-- DATA EXCERPTS start --
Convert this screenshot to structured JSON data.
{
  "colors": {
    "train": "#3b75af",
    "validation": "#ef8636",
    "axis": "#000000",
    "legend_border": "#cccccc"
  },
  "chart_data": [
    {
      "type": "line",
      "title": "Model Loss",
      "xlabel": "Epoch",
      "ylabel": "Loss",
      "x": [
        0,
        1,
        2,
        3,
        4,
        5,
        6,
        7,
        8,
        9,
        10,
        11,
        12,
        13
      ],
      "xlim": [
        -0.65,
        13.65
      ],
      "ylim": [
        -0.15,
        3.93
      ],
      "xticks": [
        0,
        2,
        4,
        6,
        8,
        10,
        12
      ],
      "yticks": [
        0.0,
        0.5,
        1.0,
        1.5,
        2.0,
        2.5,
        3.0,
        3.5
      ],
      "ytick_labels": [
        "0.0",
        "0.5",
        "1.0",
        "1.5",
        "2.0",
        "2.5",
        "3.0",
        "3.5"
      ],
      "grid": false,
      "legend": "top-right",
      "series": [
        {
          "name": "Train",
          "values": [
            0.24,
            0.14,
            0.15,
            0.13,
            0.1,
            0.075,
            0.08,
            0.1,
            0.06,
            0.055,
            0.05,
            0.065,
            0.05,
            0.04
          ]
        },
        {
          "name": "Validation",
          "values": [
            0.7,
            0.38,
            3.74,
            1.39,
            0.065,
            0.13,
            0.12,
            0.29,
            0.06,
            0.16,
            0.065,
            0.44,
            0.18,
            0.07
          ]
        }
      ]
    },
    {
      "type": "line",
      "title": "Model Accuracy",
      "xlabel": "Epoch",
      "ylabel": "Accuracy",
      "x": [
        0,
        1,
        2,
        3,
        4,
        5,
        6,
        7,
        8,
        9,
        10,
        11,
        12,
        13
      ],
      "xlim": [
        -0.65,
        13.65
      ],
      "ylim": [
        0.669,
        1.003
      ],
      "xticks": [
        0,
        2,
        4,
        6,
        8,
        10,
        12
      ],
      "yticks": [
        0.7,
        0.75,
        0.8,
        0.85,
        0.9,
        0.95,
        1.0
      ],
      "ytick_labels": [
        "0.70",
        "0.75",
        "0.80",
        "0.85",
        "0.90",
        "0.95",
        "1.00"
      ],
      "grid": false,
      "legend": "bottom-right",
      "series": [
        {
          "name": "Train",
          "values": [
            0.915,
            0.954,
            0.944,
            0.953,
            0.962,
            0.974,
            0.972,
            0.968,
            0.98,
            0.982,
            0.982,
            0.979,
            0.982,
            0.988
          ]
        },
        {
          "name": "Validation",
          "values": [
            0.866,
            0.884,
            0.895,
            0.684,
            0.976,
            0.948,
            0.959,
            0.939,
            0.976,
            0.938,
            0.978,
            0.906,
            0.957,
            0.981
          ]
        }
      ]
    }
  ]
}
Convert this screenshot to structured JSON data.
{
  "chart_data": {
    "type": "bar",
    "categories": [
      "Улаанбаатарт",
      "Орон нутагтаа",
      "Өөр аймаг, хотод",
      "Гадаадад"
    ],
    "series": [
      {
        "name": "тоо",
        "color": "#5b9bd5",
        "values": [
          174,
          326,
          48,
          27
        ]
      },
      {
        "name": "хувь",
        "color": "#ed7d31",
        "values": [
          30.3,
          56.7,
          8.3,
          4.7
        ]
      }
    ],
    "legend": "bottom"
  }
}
-- DATA EXCERPTS end --
EXERCISE TASK
Filter the data for the string "right" and copy every line that has it.

ANSWER TO THE TASK
      "legend": "top-right",
      "legend": "bottom-right",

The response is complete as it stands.